— START OF Data section —
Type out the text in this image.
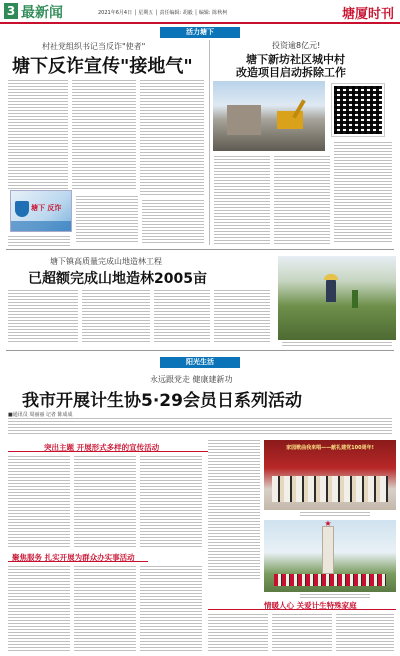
3 最新闻	2021年6月4日 │ 星期五 │ 责任编辑: 胡毅 │ 编辑: 陈秋柯	塘厦时刊
活力塘下
村社党组织书记当反诈"使者"
塘下反诈宣传"接地气"
塘下 反诈
投资逾8亿元!
塘下新坊社区城中村
改造项目启动拆除工作
塘下镇高质量完成山地造林工程
已超额完成山地造林2005亩
阳光生活
永远跟党走 健康建新功
我市开展计生协5·29会员日系列活动
■通讯员 周丽丽 记者 陈成成
突出主题 开展形式多样的宣传活动
聚焦服务 扎实开展为群众办实事活动
家园歌曲我来唱——献礼建党100周年!
★
情暖人心 关爱计生特殊家庭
— END OF Data section —
● Problem to solve
Except for the pictures, give all the material above again verbatim.

● Task solution
Type out the text in this image.
3 最新闻	2021年6月4日 │ 星期五 │ 责任编辑: 胡毅 │ 编辑: 陈秋柯	塘厦时刊
活力塘下
村社党组织书记当反诈"使者"
塘下反诈宣传"接地气"
塘下 反诈
投资逾8亿元!
塘下新坊社区城中村
改造项目启动拆除工作
塘下镇高质量完成山地造林工程
已超额完成山地造林2005亩
阳光生活
永远跟党走 健康建新功
我市开展计生协5·29会员日系列活动
■通讯员 周丽丽 记者 陈成成
突出主题 开展形式多样的宣传活动
聚焦服务 扎实开展为群众办实事活动
家园歌曲我来唱——献礼建党100周年!
★
情暖人心 关爱计生特殊家庭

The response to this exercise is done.